Data provided
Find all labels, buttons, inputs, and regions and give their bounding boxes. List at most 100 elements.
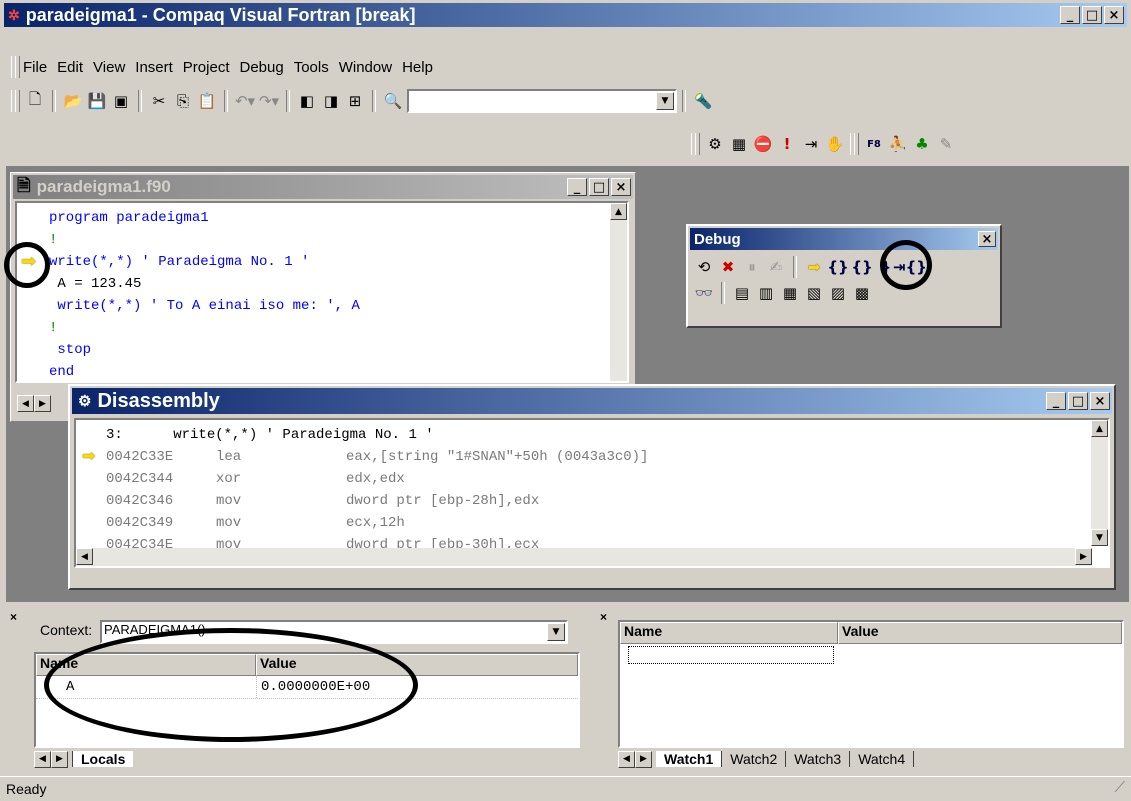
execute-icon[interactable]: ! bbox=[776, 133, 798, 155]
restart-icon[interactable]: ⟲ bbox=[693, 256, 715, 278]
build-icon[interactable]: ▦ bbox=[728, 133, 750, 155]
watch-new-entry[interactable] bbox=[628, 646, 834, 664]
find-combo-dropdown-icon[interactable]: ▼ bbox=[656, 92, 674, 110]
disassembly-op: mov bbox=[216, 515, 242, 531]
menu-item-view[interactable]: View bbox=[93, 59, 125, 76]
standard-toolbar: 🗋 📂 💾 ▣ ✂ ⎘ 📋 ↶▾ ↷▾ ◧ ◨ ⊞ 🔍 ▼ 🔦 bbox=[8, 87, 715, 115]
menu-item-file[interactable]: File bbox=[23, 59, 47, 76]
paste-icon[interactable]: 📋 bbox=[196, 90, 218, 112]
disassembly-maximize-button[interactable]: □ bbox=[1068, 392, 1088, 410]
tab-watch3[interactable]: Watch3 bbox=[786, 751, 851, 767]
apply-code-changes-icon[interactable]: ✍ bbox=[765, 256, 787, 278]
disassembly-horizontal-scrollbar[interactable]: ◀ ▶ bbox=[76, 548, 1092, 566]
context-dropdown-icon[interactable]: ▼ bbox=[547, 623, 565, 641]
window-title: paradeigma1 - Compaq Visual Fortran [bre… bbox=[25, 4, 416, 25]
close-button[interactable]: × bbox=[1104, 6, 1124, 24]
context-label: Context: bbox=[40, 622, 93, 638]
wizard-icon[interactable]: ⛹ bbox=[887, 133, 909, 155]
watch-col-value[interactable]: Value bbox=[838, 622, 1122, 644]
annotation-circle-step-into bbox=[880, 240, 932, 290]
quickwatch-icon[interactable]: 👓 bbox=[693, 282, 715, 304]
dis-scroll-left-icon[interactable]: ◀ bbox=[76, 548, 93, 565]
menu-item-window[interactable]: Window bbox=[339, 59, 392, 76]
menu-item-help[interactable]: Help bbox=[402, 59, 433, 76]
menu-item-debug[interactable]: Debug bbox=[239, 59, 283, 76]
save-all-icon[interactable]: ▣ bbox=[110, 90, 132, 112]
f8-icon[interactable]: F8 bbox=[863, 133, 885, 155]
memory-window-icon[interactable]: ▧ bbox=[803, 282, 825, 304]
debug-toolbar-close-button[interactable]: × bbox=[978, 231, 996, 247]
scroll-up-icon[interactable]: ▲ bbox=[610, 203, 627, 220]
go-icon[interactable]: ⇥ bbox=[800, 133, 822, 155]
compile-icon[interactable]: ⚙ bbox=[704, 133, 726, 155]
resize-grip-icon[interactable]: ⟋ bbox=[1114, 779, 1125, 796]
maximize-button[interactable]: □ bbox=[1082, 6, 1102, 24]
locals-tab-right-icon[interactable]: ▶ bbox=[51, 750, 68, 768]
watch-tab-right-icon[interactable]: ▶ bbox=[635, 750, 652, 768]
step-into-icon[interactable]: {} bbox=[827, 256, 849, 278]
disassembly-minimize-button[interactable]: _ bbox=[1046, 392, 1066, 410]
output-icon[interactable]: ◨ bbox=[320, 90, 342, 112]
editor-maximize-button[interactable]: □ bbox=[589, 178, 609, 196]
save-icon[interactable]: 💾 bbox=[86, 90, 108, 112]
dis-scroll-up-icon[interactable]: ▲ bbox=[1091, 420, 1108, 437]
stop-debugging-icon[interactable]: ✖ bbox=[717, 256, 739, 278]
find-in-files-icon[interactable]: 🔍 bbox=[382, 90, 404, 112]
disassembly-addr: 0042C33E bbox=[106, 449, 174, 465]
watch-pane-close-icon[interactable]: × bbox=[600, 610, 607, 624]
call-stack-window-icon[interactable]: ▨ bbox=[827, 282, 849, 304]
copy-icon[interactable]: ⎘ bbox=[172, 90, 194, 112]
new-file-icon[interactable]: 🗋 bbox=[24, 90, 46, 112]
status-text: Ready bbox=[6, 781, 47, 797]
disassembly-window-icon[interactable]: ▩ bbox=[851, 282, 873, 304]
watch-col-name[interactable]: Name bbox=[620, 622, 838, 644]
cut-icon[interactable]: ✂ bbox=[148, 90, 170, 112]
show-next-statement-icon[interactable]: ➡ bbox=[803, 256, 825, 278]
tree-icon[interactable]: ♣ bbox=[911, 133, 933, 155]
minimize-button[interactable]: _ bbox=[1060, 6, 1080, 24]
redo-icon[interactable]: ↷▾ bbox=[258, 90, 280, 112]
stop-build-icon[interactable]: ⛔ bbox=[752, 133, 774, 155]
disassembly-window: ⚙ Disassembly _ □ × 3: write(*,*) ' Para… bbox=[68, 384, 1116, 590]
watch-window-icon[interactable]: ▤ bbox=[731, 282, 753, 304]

Exercise directions
Turn every line of the data above into a numbered list, skipping blank lines and leaving out the pictures.

Answer to the problem
1. Find all labels, buttons, inputs, and regions and give their bounding boxes. List at most 100 elements.
2. execute-icon[interactable]: ! bbox=[776, 133, 798, 155]
3. restart-icon[interactable]: ⟲ bbox=[693, 256, 715, 278]
4. build-icon[interactable]: ▦ bbox=[728, 133, 750, 155]
5. watch-new-entry[interactable] bbox=[628, 646, 834, 664]
6. find-combo-dropdown-icon[interactable]: ▼ bbox=[656, 92, 674, 110]
7. disassembly-op: mov bbox=[216, 515, 242, 531]
8. menu-item-view[interactable]: View bbox=[93, 59, 125, 76]
9. standard-toolbar: 🗋 📂 💾 ▣ ✂ ⎘ 📋 ↶▾ ↷▾ ◧ ◨ ⊞ 🔍 ▼ 🔦 bbox=[8, 87, 715, 115]
10. menu-item-file[interactable]: File bbox=[23, 59, 47, 76]
11. paste-icon[interactable]: 📋 bbox=[196, 90, 218, 112]
12. disassembly-maximize-button[interactable]: □ bbox=[1068, 392, 1088, 410]
13. tab-watch3[interactable]: Watch3 bbox=[786, 751, 851, 767]
14. apply-code-changes-icon[interactable]: ✍ bbox=[765, 256, 787, 278]
15. disassembly-horizontal-scrollbar[interactable]: ◀ ▶ bbox=[76, 548, 1092, 566]
16. context-dropdown-icon[interactable]: ▼ bbox=[547, 623, 565, 641]
17. window-title: paradeigma1 - Compaq Visual Fortran [bre… bbox=[25, 4, 416, 25]
18. close-button[interactable]: × bbox=[1104, 6, 1124, 24]
19. context-label: Context: bbox=[40, 622, 93, 638]
20. wizard-icon[interactable]: ⛹ bbox=[887, 133, 909, 155]
21. watch-col-value[interactable]: Value bbox=[838, 622, 1122, 644]
22. annotation-circle-step-into bbox=[880, 240, 932, 290]
23. quickwatch-icon[interactable]: 👓 bbox=[693, 282, 715, 304]
24. dis-scroll-left-icon[interactable]: ◀ bbox=[76, 548, 93, 565]
25. menu-item-window[interactable]: Window bbox=[339, 59, 392, 76]
26. menu-item-help[interactable]: Help bbox=[402, 59, 433, 76]
27. menu-item-debug[interactable]: Debug bbox=[239, 59, 283, 76]
28. save-all-icon[interactable]: ▣ bbox=[110, 90, 132, 112]
29. f8-icon[interactable]: F8 bbox=[863, 133, 885, 155]
30. memory-window-icon[interactable]: ▧ bbox=[803, 282, 825, 304]
31. debug-toolbar-close-button[interactable]: × bbox=[978, 231, 996, 247]
32. scroll-up-icon[interactable]: ▲ bbox=[610, 203, 627, 220]
33. go-icon[interactable]: ⇥ bbox=[800, 133, 822, 155]
34. compile-icon[interactable]: ⚙ bbox=[704, 133, 726, 155]
35. resize-grip-icon[interactable]: ⟋ bbox=[1114, 779, 1125, 796]
36. maximize-button[interactable]: □ bbox=[1082, 6, 1102, 24]
37. locals-tab-right-icon[interactable]: ▶ bbox=[51, 750, 68, 768]
38. watch-tab-right-icon[interactable]: ▶ bbox=[635, 750, 652, 768]
39. step-into-icon[interactable]: {} bbox=[827, 256, 849, 278]
40. disassembly-minimize-button[interactable]: _ bbox=[1046, 392, 1066, 410]
41. output-icon[interactable]: ◨ bbox=[320, 90, 342, 112]
42. editor-maximize-button[interactable]: □ bbox=[589, 178, 609, 196]
43. save-icon[interactable]: 💾 bbox=[86, 90, 108, 112]
44. dis-scroll-up-icon[interactable]: ▲ bbox=[1091, 420, 1108, 437]
45. stop-debugging-icon[interactable]: ✖ bbox=[717, 256, 739, 278]
46. find-in-files-icon[interactable]: 🔍 bbox=[382, 90, 404, 112]
47. disassembly-addr: 0042C33E bbox=[106, 449, 174, 465]
48. watch-pane-close-icon[interactable]: × bbox=[600, 610, 607, 624]
49. call-stack-window-icon[interactable]: ▨ bbox=[827, 282, 849, 304]
50. copy-icon[interactable]: ⎘ bbox=[172, 90, 194, 112]
51. new-file-icon[interactable]: 🗋 bbox=[24, 90, 46, 112]
52. status-text: Ready bbox=[6, 781, 47, 797]
53. disassembly-window-icon[interactable]: ▩ bbox=[851, 282, 873, 304]
54. watch-col-name[interactable]: Name bbox=[620, 622, 838, 644]
55. cut-icon[interactable]: ✂ bbox=[148, 90, 170, 112]
56. show-next-statement-icon[interactable]: ➡ bbox=[803, 256, 825, 278]
57. tree-icon[interactable]: ♣ bbox=[911, 133, 933, 155]
58. minimize-button[interactable]: _ bbox=[1060, 6, 1080, 24]
59. redo-icon[interactable]: ↷▾ bbox=[258, 90, 280, 112]
60. stop-build-icon[interactable]: ⛔ bbox=[752, 133, 774, 155]
61. disassembly-window: ⚙ Disassembly _ □ × 3: write(*,*) ' Para… bbox=[68, 384, 1116, 590]
62. watch-window-icon[interactable]: ▤ bbox=[731, 282, 753, 304]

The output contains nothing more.